-- Start of Exercise materials --

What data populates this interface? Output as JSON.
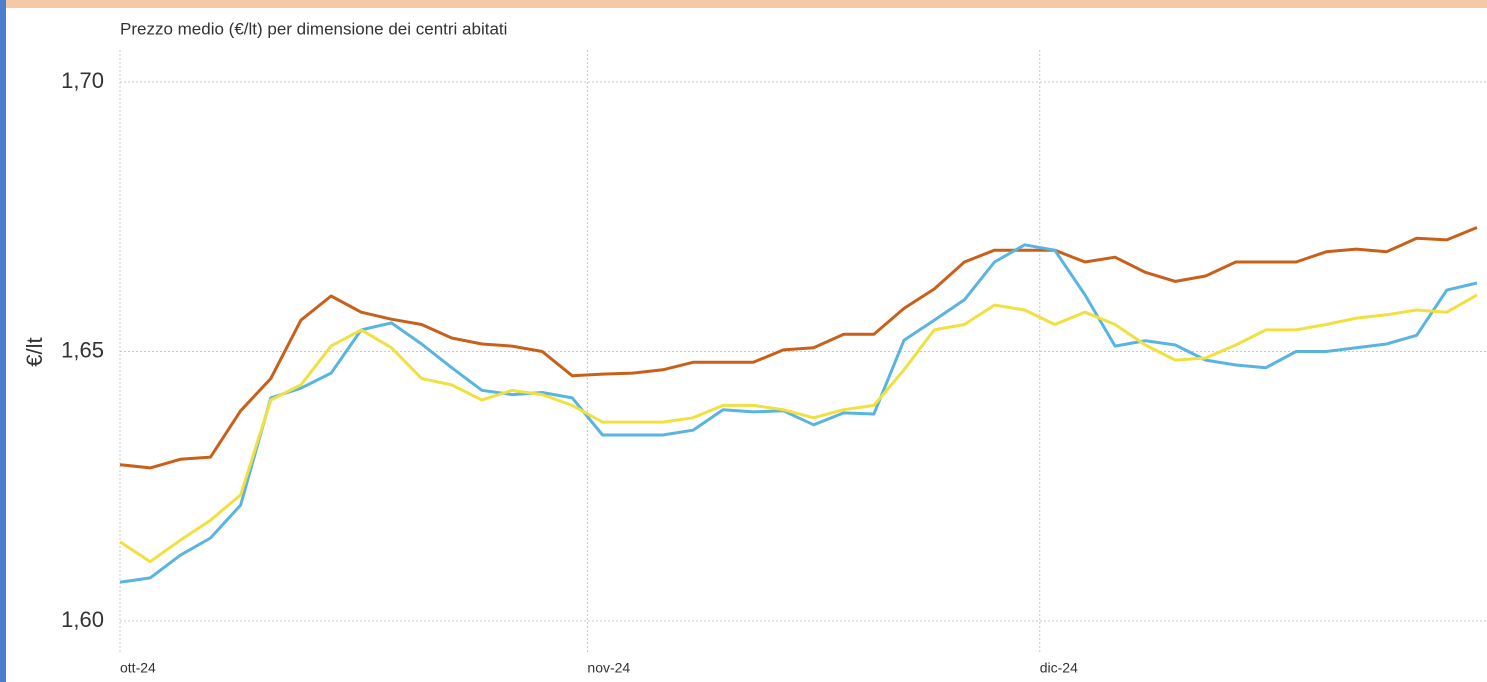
{
  "chart_data": {
    "type": "line",
    "title": "Prezzo medio (€/lt) per dimensione dei centri abitati",
    "ylabel": "€/lt",
    "x": [
      0,
      2,
      4,
      6,
      8,
      10,
      12,
      14,
      16,
      18,
      20,
      22,
      24,
      26,
      28,
      30,
      32,
      34,
      36,
      38,
      40,
      42,
      44,
      46,
      48,
      50,
      52,
      54,
      56,
      58,
      60,
      62,
      64,
      66,
      68,
      70,
      72,
      74,
      76,
      78,
      80,
      82,
      84,
      86,
      88,
      90
    ],
    "xlim": [
      0,
      90
    ],
    "xticks": [
      {
        "value": 0,
        "label": "ott-24"
      },
      {
        "value": 31,
        "label": "nov-24"
      },
      {
        "value": 61,
        "label": "dic-24"
      }
    ],
    "ylim": [
      1.6,
      1.7
    ],
    "yticks": [
      {
        "value": 1.6,
        "label": "1,60"
      },
      {
        "value": 1.65,
        "label": "1,65"
      },
      {
        "value": 1.7,
        "label": "1,70"
      }
    ],
    "grid": true,
    "series": [
      {
        "color": "#c8601a",
        "values": [
          1.629,
          1.6284,
          1.63,
          1.6304,
          1.639,
          1.645,
          1.6558,
          1.6603,
          1.6573,
          1.656,
          1.655,
          1.6525,
          1.6514,
          1.651,
          1.65,
          1.6455,
          1.6458,
          1.646,
          1.6466,
          1.648,
          1.648,
          1.648,
          1.6503,
          1.6507,
          1.6532,
          1.6532,
          1.658,
          1.6616,
          1.6666,
          1.6688,
          1.6688,
          1.6688,
          1.6666,
          1.6675,
          1.6647,
          1.663,
          1.664,
          1.6666,
          1.6666,
          1.6666,
          1.6685,
          1.669,
          1.6685,
          1.671,
          1.6707,
          1.673
        ]
      },
      {
        "color": "#5ab4e0",
        "values": [
          1.6072,
          1.608,
          1.6122,
          1.6154,
          1.6215,
          1.6414,
          1.6432,
          1.646,
          1.654,
          1.6553,
          1.6514,
          1.647,
          1.6428,
          1.642,
          1.6424,
          1.6414,
          1.6345,
          1.6345,
          1.6345,
          1.6354,
          1.6392,
          1.6388,
          1.639,
          1.6364,
          1.6386,
          1.6384,
          1.6521,
          1.6558,
          1.6596,
          1.6666,
          1.6698,
          1.6688,
          1.6605,
          1.651,
          1.652,
          1.6512,
          1.6484,
          1.6475,
          1.647,
          1.65,
          1.65,
          1.6507,
          1.6514,
          1.653,
          1.6614,
          1.6627
        ]
      },
      {
        "color": "#f0e040",
        "values": [
          1.6147,
          1.611,
          1.615,
          1.6187,
          1.6234,
          1.641,
          1.6438,
          1.651,
          1.654,
          1.6507,
          1.645,
          1.6438,
          1.641,
          1.6428,
          1.642,
          1.64,
          1.6369,
          1.6369,
          1.6369,
          1.6377,
          1.64,
          1.64,
          1.6392,
          1.6377,
          1.6392,
          1.64,
          1.6466,
          1.654,
          1.655,
          1.6586,
          1.6577,
          1.655,
          1.6573,
          1.655,
          1.6512,
          1.6484,
          1.6488,
          1.6512,
          1.654,
          1.654,
          1.655,
          1.6562,
          1.6568,
          1.6577,
          1.6573,
          1.6605
        ]
      }
    ]
  }
}
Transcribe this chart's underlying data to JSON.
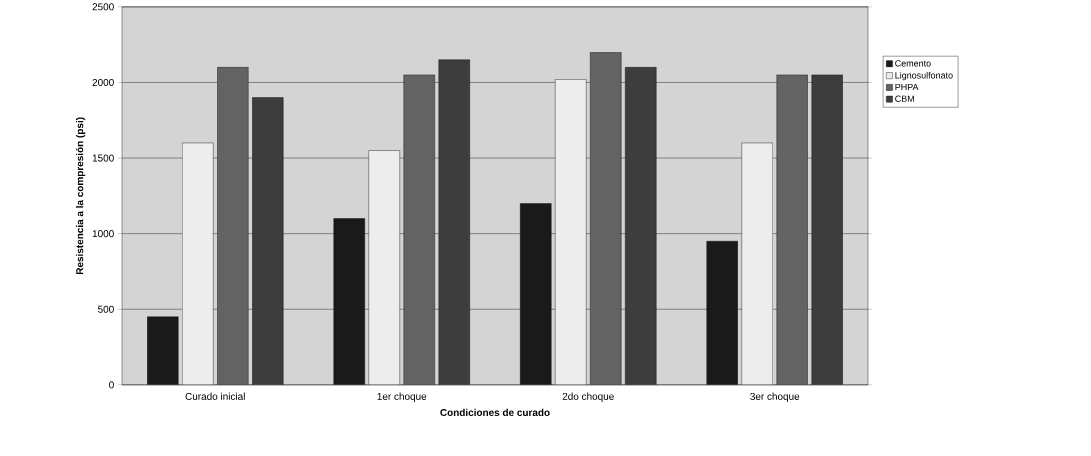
{
  "chart_data": {
    "type": "bar",
    "xlabel": "Condiciones de curado",
    "ylabel": "Resistencia a la compresión (psi)",
    "categories": [
      "Curado inicial",
      "1er choque",
      "2do choque",
      "3er choque"
    ],
    "series": [
      {
        "name": "Cemento",
        "color": "#1a1a1a",
        "values": [
          450,
          1100,
          1200,
          950
        ]
      },
      {
        "name": "Lignosulfonato",
        "color": "#ededed",
        "values": [
          1600,
          1550,
          2020,
          1600
        ]
      },
      {
        "name": "PHPA",
        "color": "#636363",
        "values": [
          2100,
          2050,
          2200,
          2050
        ]
      },
      {
        "name": "CBM",
        "color": "#3d3d3d",
        "values": [
          1900,
          2150,
          2100,
          2050
        ]
      }
    ],
    "ylim": [
      0,
      2500
    ],
    "yticks": [
      0,
      500,
      1000,
      1500,
      2000,
      2500
    ],
    "grid": "y",
    "legend": "right"
  }
}
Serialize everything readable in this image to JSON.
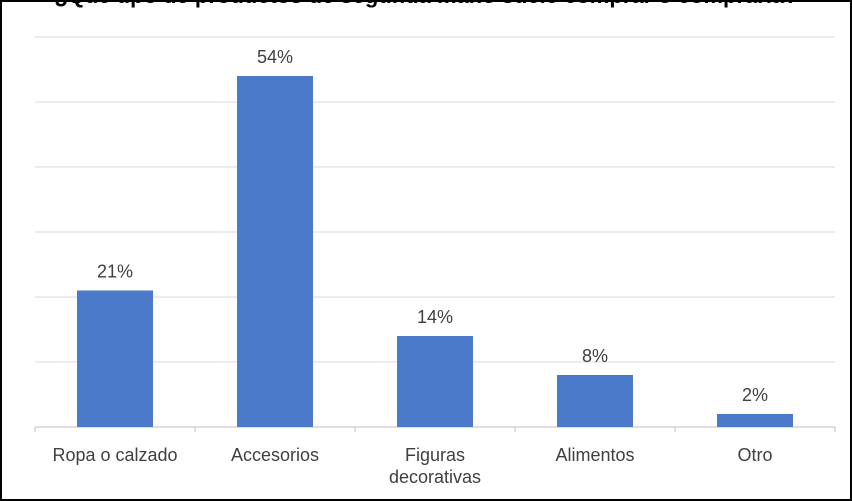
{
  "chart_data": {
    "type": "bar",
    "title": "¿Qué tipo de productos de segunda mano suele comprar o compraría?",
    "categories": [
      "Ropa o calzado",
      "Accesorios",
      "Figuras decorativas",
      "Alimentos",
      "Otro"
    ],
    "category_lines": [
      [
        "Ropa o calzado"
      ],
      [
        "Accesorios"
      ],
      [
        "Figuras",
        "decorativas"
      ],
      [
        "Alimentos"
      ],
      [
        "Otro"
      ]
    ],
    "values": [
      21,
      54,
      14,
      8,
      2
    ],
    "value_labels": [
      "21%",
      "54%",
      "14%",
      "8%",
      "2%"
    ],
    "ylim": [
      0,
      60
    ],
    "grid": true,
    "legend": "none",
    "bar_color": "#4A7AC9"
  }
}
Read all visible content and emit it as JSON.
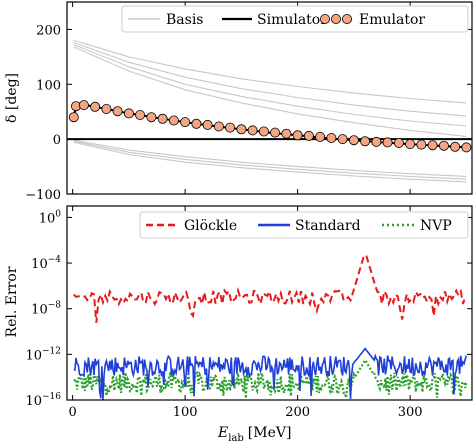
{
  "chart_data": [
    {
      "type": "line",
      "ylabel": "δ [deg]",
      "xlim": [
        -5,
        355
      ],
      "ylim": [
        -100,
        250
      ],
      "xticks": [
        0,
        100,
        200,
        300
      ],
      "yticks": [
        -100,
        0,
        100,
        200
      ],
      "ytick_labels": [
        "−100",
        "0",
        "100",
        "200"
      ],
      "legend_position": "top-right",
      "colors": {
        "basis": "#c8c8c8",
        "simulator": "#000000",
        "emulator_fill": "#f4a582",
        "emulator_edge": "#000000"
      },
      "legend": [
        {
          "label": "Basis",
          "style": "light-gray-line"
        },
        {
          "label": "Simulator",
          "style": "black-line"
        },
        {
          "label": "Emulator",
          "style": "orange-circles"
        }
      ],
      "basis_curves": [
        {
          "x": [
            1,
            50,
            100,
            150,
            200,
            250,
            300,
            350
          ],
          "values": [
            180,
            150,
            128,
            110,
            96,
            84,
            74,
            66
          ]
        },
        {
          "x": [
            1,
            50,
            100,
            150,
            200,
            250,
            300,
            350
          ],
          "values": [
            176,
            140,
            113,
            92,
            76,
            62,
            51,
            42
          ]
        },
        {
          "x": [
            1,
            50,
            100,
            150,
            200,
            250,
            300,
            350
          ],
          "values": [
            172,
            132,
            100,
            78,
            60,
            45,
            33,
            24
          ]
        },
        {
          "x": [
            1,
            50,
            100,
            150,
            200,
            250,
            300,
            350
          ],
          "values": [
            168,
            124,
            90,
            66,
            46,
            30,
            16,
            5
          ]
        },
        {
          "x": [
            1,
            50,
            100,
            150,
            200,
            250,
            300,
            350
          ],
          "values": [
            -2,
            -20,
            -32,
            -42,
            -50,
            -57,
            -63,
            -68
          ]
        },
        {
          "x": [
            1,
            50,
            100,
            150,
            200,
            250,
            300,
            350
          ],
          "values": [
            -4,
            -24,
            -37,
            -47,
            -55,
            -62,
            -68,
            -73
          ]
        },
        {
          "x": [
            1,
            50,
            100,
            150,
            200,
            250,
            300,
            350
          ],
          "values": [
            -6,
            -28,
            -42,
            -52,
            -60,
            -67,
            -73,
            -78
          ]
        }
      ],
      "series": [
        {
          "name": "Simulator",
          "x": [
            1,
            2,
            3,
            5,
            8,
            12,
            20,
            30,
            40,
            50,
            60,
            80,
            100,
            125,
            150,
            175,
            200,
            225,
            250,
            275,
            300,
            325,
            350
          ],
          "values": [
            38,
            50,
            58,
            62,
            63,
            62,
            59,
            55,
            51,
            47,
            44,
            37,
            31,
            24,
            18,
            12,
            7,
            2,
            -2,
            -6,
            -9,
            -12,
            -15
          ]
        },
        {
          "name": "Emulator",
          "x": [
            1,
            3,
            10,
            20,
            30,
            40,
            50,
            60,
            70,
            80,
            90,
            100,
            110,
            120,
            130,
            140,
            150,
            160,
            170,
            180,
            190,
            200,
            210,
            220,
            230,
            240,
            250,
            260,
            270,
            280,
            290,
            300,
            310,
            320,
            330,
            340,
            350
          ],
          "values": [
            40,
            60,
            62,
            59,
            55,
            51,
            47,
            44,
            40,
            37,
            34,
            31,
            28,
            26,
            23,
            21,
            18,
            16,
            14,
            12,
            10,
            7,
            6,
            4,
            2,
            0,
            -2,
            -4,
            -5,
            -6,
            -7,
            -9,
            -10,
            -11,
            -12,
            -14,
            -15
          ]
        }
      ]
    },
    {
      "type": "line",
      "xlabel": "E",
      "xlabel_sub": "lab",
      "xlabel_unit": "[MeV]",
      "ylabel": "Rel. Error",
      "yscale": "log",
      "xlim": [
        -5,
        355
      ],
      "ylim_exp": [
        -16,
        1
      ],
      "xticks": [
        0,
        100,
        200,
        300
      ],
      "ytick_exponents": [
        -16,
        -12,
        -8,
        -4,
        0
      ],
      "legend_position": "top",
      "colors": {
        "glockle": "#e41a1c",
        "standard": "#1f3fd8",
        "nvp": "#2ca02c"
      },
      "legend": [
        {
          "label": "Glöckle",
          "style": "red-dashed"
        },
        {
          "label": "Standard",
          "style": "blue-solid"
        },
        {
          "label": "NVP",
          "style": "green-dotted"
        }
      ],
      "series": [
        {
          "name": "Glöckle",
          "x_range": [
            1,
            350
          ],
          "typical_log10": -7,
          "min_log10": -9.5,
          "peak": {
            "x": 260,
            "log10": -3
          }
        },
        {
          "name": "Standard",
          "x_range": [
            1,
            350
          ],
          "typical_log10": -13,
          "min_log10": -16,
          "peak": {
            "x": 260,
            "log10": -11.5
          }
        },
        {
          "name": "NVP",
          "x_range": [
            1,
            350
          ],
          "typical_log10": -14.5,
          "min_log10": -16,
          "peak": {
            "x": 260,
            "log10": -12.5
          }
        }
      ]
    }
  ]
}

-- End of Exercise materials --

What is expected :: Copy each line of the records above that carries the word "name".

Response for this exercise ::
        "name": "Cemento",
        "name": "Lignosulfonato",
        "name": "PHPA",
        "name": "CBM",
          "name": "Simulator",
          "name": "Emulator",
          "name": "Glöckle",
          "name": "Standard",
          "name": "NVP",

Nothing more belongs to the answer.